**Request**:
Can you find the lines of the listing that include "Enter" and copy every one?
- - - - -
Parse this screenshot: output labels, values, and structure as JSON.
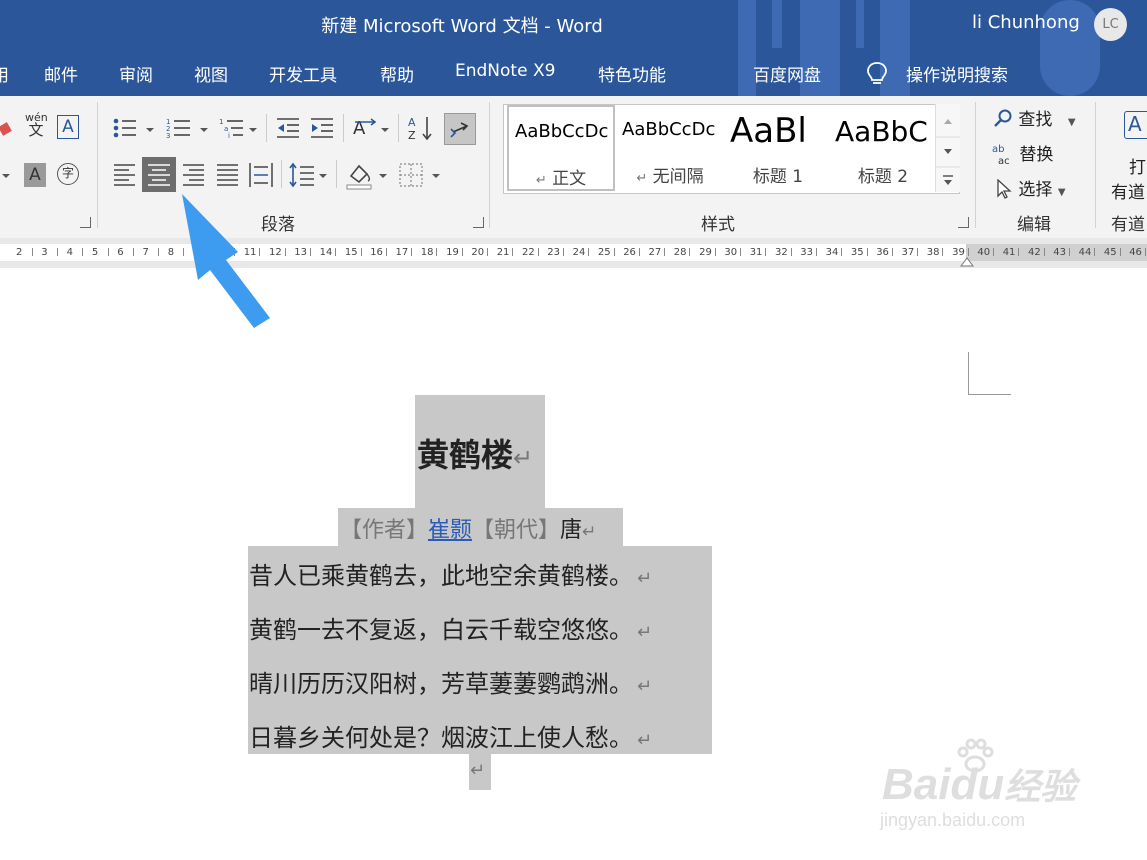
{
  "titlebar": {
    "doc_title": "新建 Microsoft Word 文档  -  Word",
    "user_name": "li Chunhong",
    "avatar_initials": "LC"
  },
  "menu": {
    "tabs": [
      {
        "label": "用"
      },
      {
        "label": "邮件"
      },
      {
        "label": "审阅"
      },
      {
        "label": "视图"
      },
      {
        "label": "开发工具"
      },
      {
        "label": "帮助"
      },
      {
        "label": "EndNote X9"
      },
      {
        "label": "特色功能"
      },
      {
        "label": "百度网盘"
      }
    ],
    "tell_me": "操作说明搜索",
    "bulb_icon": "lightbulb-icon"
  },
  "ribbon": {
    "paragraph_group_label": "段落",
    "styles_group_label": "样式",
    "editing_group_label": "编辑",
    "youdao_group_label": "有道",
    "font_icons": {
      "pinyin": "wén",
      "pinyin_char": "文",
      "border_char": "A",
      "shade_char": "A",
      "enclose_char": "字"
    },
    "styles": [
      {
        "sample": "AaBbCcDc",
        "name": "正文",
        "mark": "↵"
      },
      {
        "sample": "AaBbCcDc",
        "name": "无间隔",
        "mark": "↵"
      },
      {
        "sample": "AaBl",
        "name": "标题 1"
      },
      {
        "sample": "AaBbC",
        "name": "标题 2"
      }
    ],
    "editing": {
      "find": "查找",
      "replace": "替换",
      "select": "选择"
    },
    "youdao": {
      "char": "A",
      "line1": "打",
      "line2": "有道"
    }
  },
  "ruler": {
    "labels": [
      "2",
      "3",
      "4",
      "5",
      "6",
      "7",
      "8",
      "9",
      "10",
      "11",
      "12",
      "13",
      "14",
      "15",
      "16",
      "17",
      "18",
      "19",
      "20",
      "21",
      "22",
      "23",
      "24",
      "25",
      "26",
      "27",
      "28",
      "29",
      "30",
      "31",
      "32",
      "33",
      "34",
      "35",
      "36",
      "37",
      "38",
      "39",
      "40",
      "41",
      "42",
      "43",
      "44",
      "45",
      "46"
    ]
  },
  "document": {
    "title": "黄鹤楼",
    "paragraph_mark": "↵",
    "byline": {
      "author_tag": "【作者】",
      "author": "崔颢",
      "dynasty_tag": "【朝代】",
      "dynasty": "唐"
    },
    "lines": [
      "昔人已乘黄鹤去，此地空余黄鹤楼。",
      "黄鹤一去不复返，白云千载空悠悠。",
      "晴川历历汉阳树，芳草萋萋鹦鹉洲。",
      "日暮乡关何处是？烟波江上使人愁。"
    ]
  },
  "watermark": {
    "brand": "Bai",
    "brand2": "du",
    "brand_cn": "经验",
    "url": "jingyan.baidu.com"
  },
  "colors": {
    "accent": "#2b579a",
    "selection": "#c8c8c8",
    "arrow": "#3d9cf0"
  }
}
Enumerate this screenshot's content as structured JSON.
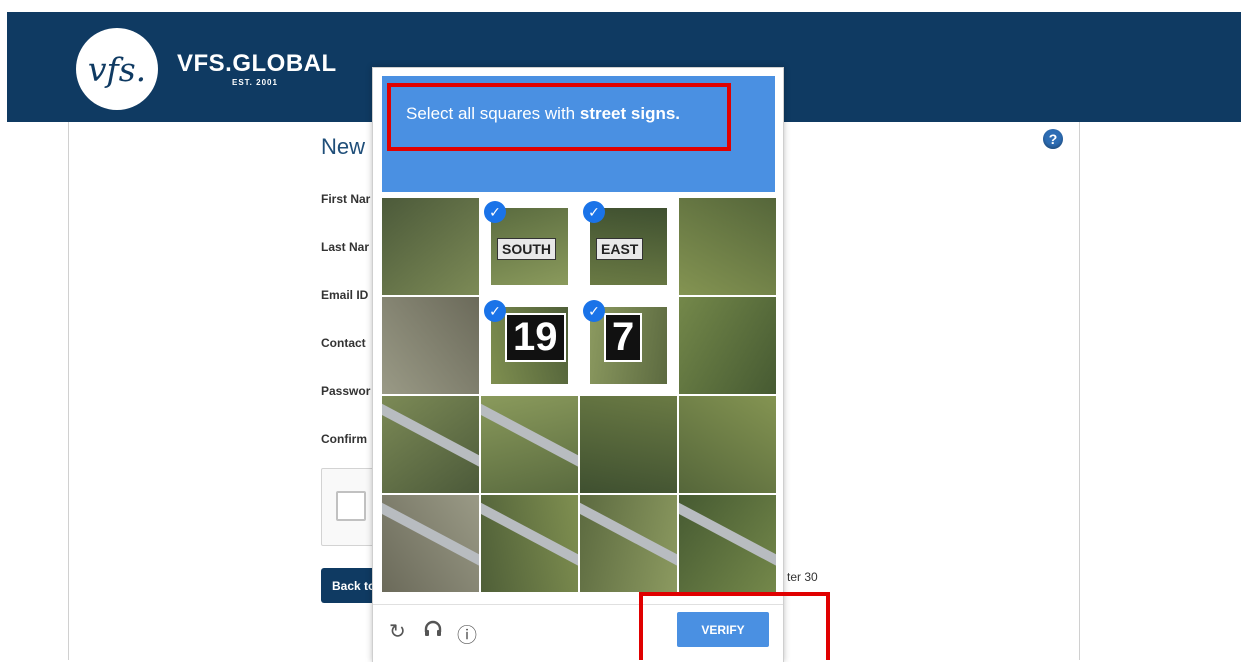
{
  "header": {
    "logo_mark": "vfs.",
    "brand": "VFS.GLOBAL",
    "brand_sub": "EST. 2001"
  },
  "form": {
    "title": "New",
    "labels": [
      "First Nar",
      "Last Nar",
      "Email ID",
      "Contact",
      "Passwor",
      "Confirm"
    ],
    "back_button": "Back to",
    "note": "ter 30",
    "help": "?"
  },
  "captcha": {
    "instruction_prefix": "Select all squares with",
    "instruction_bold": "street signs.",
    "tiles": [
      {
        "row": 0,
        "col": 0,
        "selected": false
      },
      {
        "row": 0,
        "col": 1,
        "selected": true,
        "sign": "SOUTH"
      },
      {
        "row": 0,
        "col": 2,
        "selected": true,
        "sign": "EAST"
      },
      {
        "row": 0,
        "col": 3,
        "selected": false
      },
      {
        "row": 1,
        "col": 0,
        "selected": false
      },
      {
        "row": 1,
        "col": 1,
        "selected": true,
        "sign": "19"
      },
      {
        "row": 1,
        "col": 2,
        "selected": true,
        "sign": "7"
      },
      {
        "row": 1,
        "col": 3,
        "selected": false
      },
      {
        "row": 2,
        "col": 0,
        "selected": false
      },
      {
        "row": 2,
        "col": 1,
        "selected": false
      },
      {
        "row": 2,
        "col": 2,
        "selected": false
      },
      {
        "row": 2,
        "col": 3,
        "selected": false
      },
      {
        "row": 3,
        "col": 0,
        "selected": false
      },
      {
        "row": 3,
        "col": 1,
        "selected": false
      },
      {
        "row": 3,
        "col": 2,
        "selected": false
      },
      {
        "row": 3,
        "col": 3,
        "selected": false
      }
    ],
    "reload_icon": "↻",
    "audio_icon": "🎧",
    "info_icon": "ⓘ",
    "verify_label": "VERIFY"
  },
  "colors": {
    "header_bg": "#0f3a62",
    "captcha_blue": "#4a90e2",
    "highlight_red": "#e00000"
  }
}
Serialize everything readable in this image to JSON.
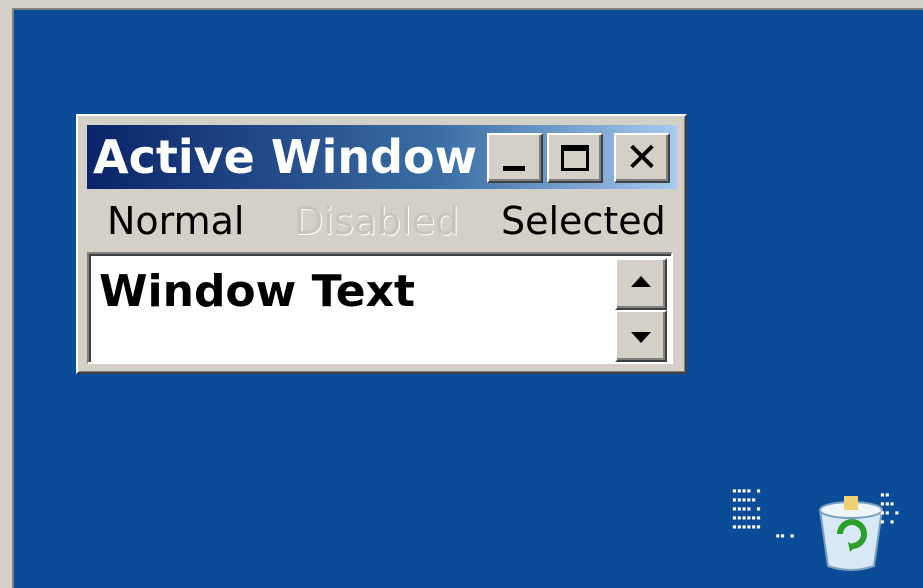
{
  "window": {
    "title": "Active Window",
    "buttons": {
      "minimize": "_",
      "maximize": "",
      "close": "✕"
    }
  },
  "menu": {
    "normal": "Normal",
    "disabled": "Disabled",
    "selected": "Selected"
  },
  "content": {
    "text": "Window Text"
  },
  "desktop": {
    "background": "#0a4c97",
    "icon": "recycle-bin-icon"
  },
  "colors": {
    "title_gradient_start": "#0a246a",
    "title_gradient_end": "#a6caf0",
    "window_face": "#d4d0c8"
  }
}
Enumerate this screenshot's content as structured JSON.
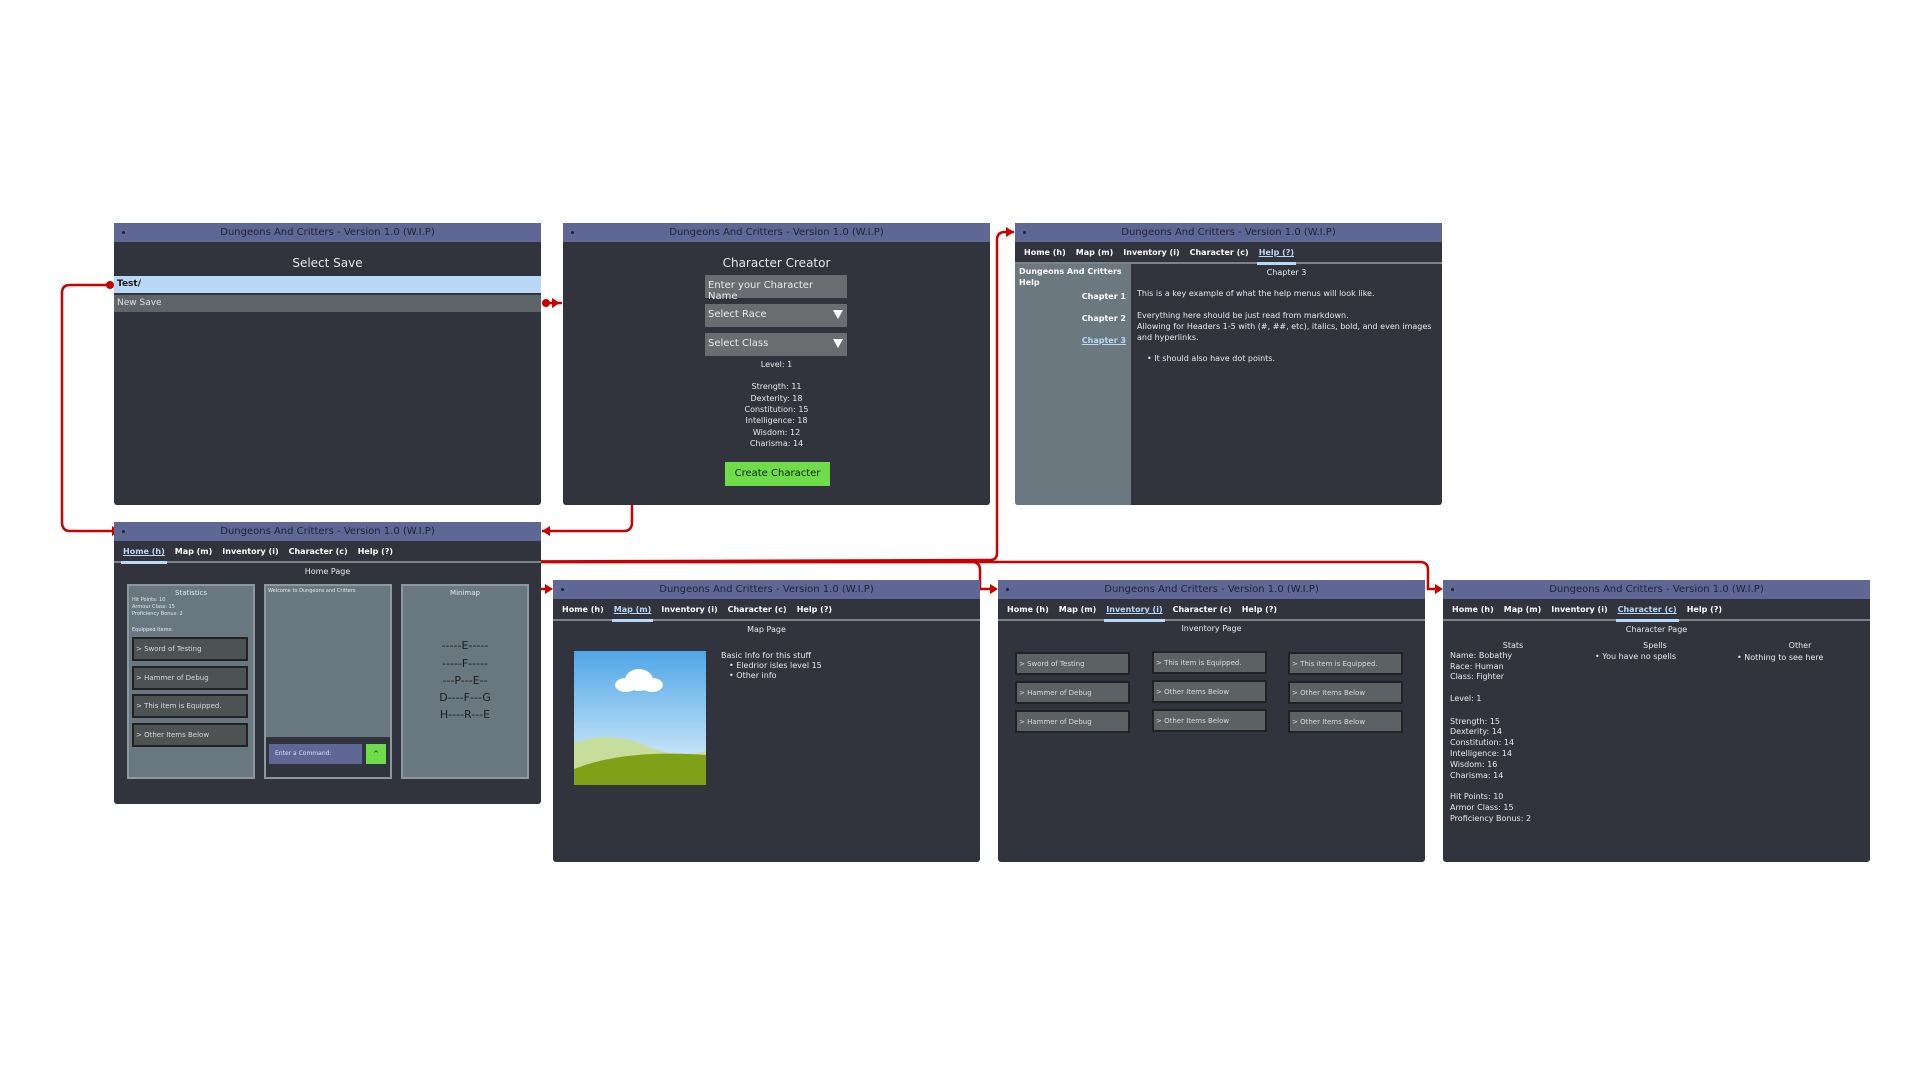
{
  "window_title": "Dungeons And Critters - Version 1.0 (W.I.P)",
  "nav_items": [
    "Home (h)",
    "Map (m)",
    "Inventory (i)",
    "Character (c)",
    "Help (?)"
  ],
  "select_save": {
    "heading": "Select Save",
    "items": [
      "Test/",
      "New Save"
    ]
  },
  "creator": {
    "heading": "Character Creator",
    "name_placeholder": "Enter your Character Name",
    "race_select": "Select Race",
    "class_select": "Select Class",
    "level": "Level: 1",
    "stats": [
      "Strength: 11",
      "Dexterity: 18",
      "Constitution: 15",
      "Intelligence: 18",
      "Wisdom: 12",
      "Charisma: 14"
    ],
    "create_button": "Create Character"
  },
  "help": {
    "sidebar_title_1": "Dungeons And Critters",
    "sidebar_title_2": "Help",
    "chapters": [
      "Chapter 1",
      "Chapter 2",
      "Chapter 3"
    ],
    "heading": "Chapter 3",
    "line1": "This is a key example of what the help menus will look like.",
    "line2": "Everything here should be just read from markdown.",
    "line3": "Allowing for Headers 1-5 with (#, ##, etc), italics, bold,  and even images",
    "line4": "and hyperlinks.",
    "bullet": "It should also have dot points."
  },
  "home": {
    "heading": "Home Page",
    "stats_title": "Statistics",
    "stats_lines": [
      "Hit Points: 10",
      "Armour Class: 15",
      "Proficiency Bonus: 2"
    ],
    "equipped_label": "Equipped Items:",
    "equipped": [
      "> Sword of Testing",
      "> Hammer of Debug",
      "> This item is Equipped.",
      "> Other Items Below"
    ],
    "log_text": "Welcome to Dungeons and Critters",
    "command_placeholder": "Enter a Command:",
    "send_label": "^",
    "minimap_title": "Minimap",
    "minimap_rows": [
      "-----E-----",
      "-----F-----",
      "---P---E--",
      "D----F---G",
      "H----R---E"
    ]
  },
  "map": {
    "heading": "Map Page",
    "info_title": "Basic Info for this stuff",
    "bullets": [
      "Eledrior isles level 15",
      "Other info"
    ]
  },
  "inventory": {
    "heading": "Inventory Page",
    "col1": [
      "> Sword of Testing",
      "> Hammer of Debug",
      "> Hammer of Debug"
    ],
    "col2": [
      "> This item is Equipped.",
      "> Other Items Below",
      "> Other Items Below"
    ],
    "col3": [
      "> This item is Equipped.",
      "> Other Items Below",
      "> Other Items Below"
    ]
  },
  "character": {
    "heading": "Character Page",
    "stats_title": "Stats",
    "spells_title": "Spells",
    "other_title": "Other",
    "info": [
      "Name: Bobathy",
      "Race: Human",
      "Class: Fighter"
    ],
    "level": "Level: 1",
    "stats": [
      "Strength: 15",
      "Dexterity: 14",
      "Constitution: 14",
      "Intelligence: 14",
      "Wisdom: 16",
      "Charisma: 14"
    ],
    "combat": [
      "Hit Points: 10",
      "Armor Class: 15",
      " Proficiency Bonus: 2"
    ],
    "spells_bullet": "You have no spells",
    "other_bullet": "Nothing to see here"
  },
  "colors": {
    "titlebar": "#5f6895",
    "window_bg": "#32343d",
    "connector": "#cc0000",
    "create_button": "#6fdc4a",
    "selected_save": "#b9d8f5",
    "active_tab": "#b9d8f5"
  }
}
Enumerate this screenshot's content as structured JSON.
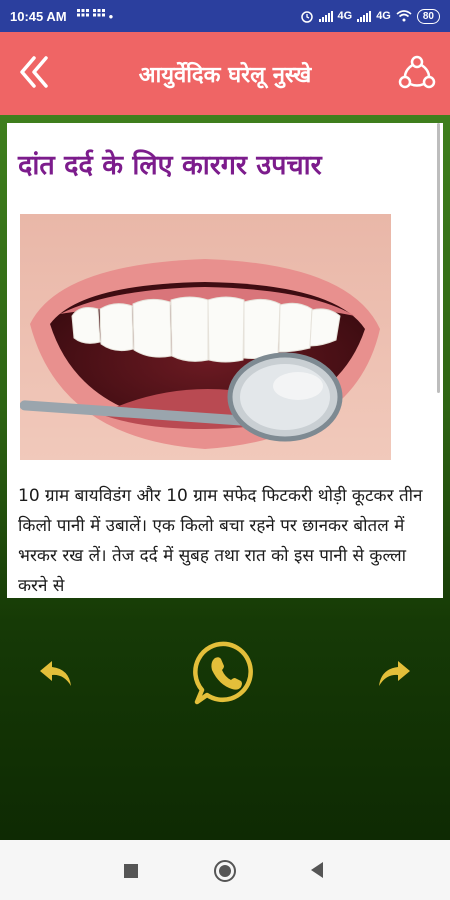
{
  "status_bar": {
    "time": "10:45 AM",
    "network_1": "4G",
    "network_2": "4G",
    "battery": "80"
  },
  "header": {
    "title": "आयुर्वेदिक घरेलू नुस्खे",
    "back_icon": "double-chevron-left-icon",
    "share_icon": "share-icon"
  },
  "article": {
    "title": "दांत दर्द के लिए कारगर उपचार",
    "image": "dental-mirror-teeth-photo",
    "body": "10 ग्राम बायविडंग और 10 ग्राम सफेद फिटकरी थोड़ी कूटकर तीन किलो पानी में उबालें। एक किलो बचा रहने पर छानकर बोतल में भरकर रख लें। तेज दर्द में सुबह तथा रात को इस पानी से कुल्ला करने से"
  },
  "actions": {
    "prev_icon": "reply-arrow-left-icon",
    "share_whatsapp_icon": "whatsapp-icon",
    "next_icon": "forward-arrow-right-icon"
  },
  "colors": {
    "header": "#ef6565",
    "status_bar": "#2b3f9e",
    "title": "#7c1c8c",
    "icon_gold": "#e3bf3a"
  }
}
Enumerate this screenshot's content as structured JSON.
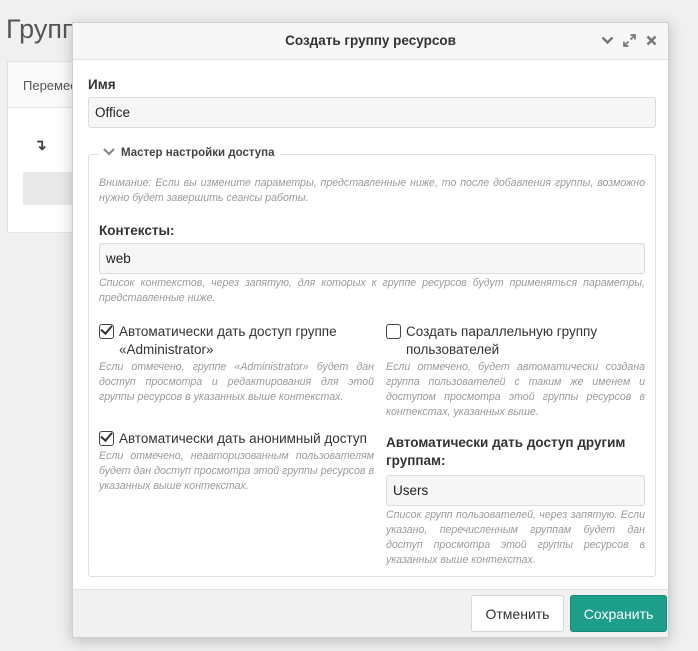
- - - - -
**Solution to the problem**:
    "name_placeholder": "Enter your Character Name",
    "command_placeholder": "Enter a Command:",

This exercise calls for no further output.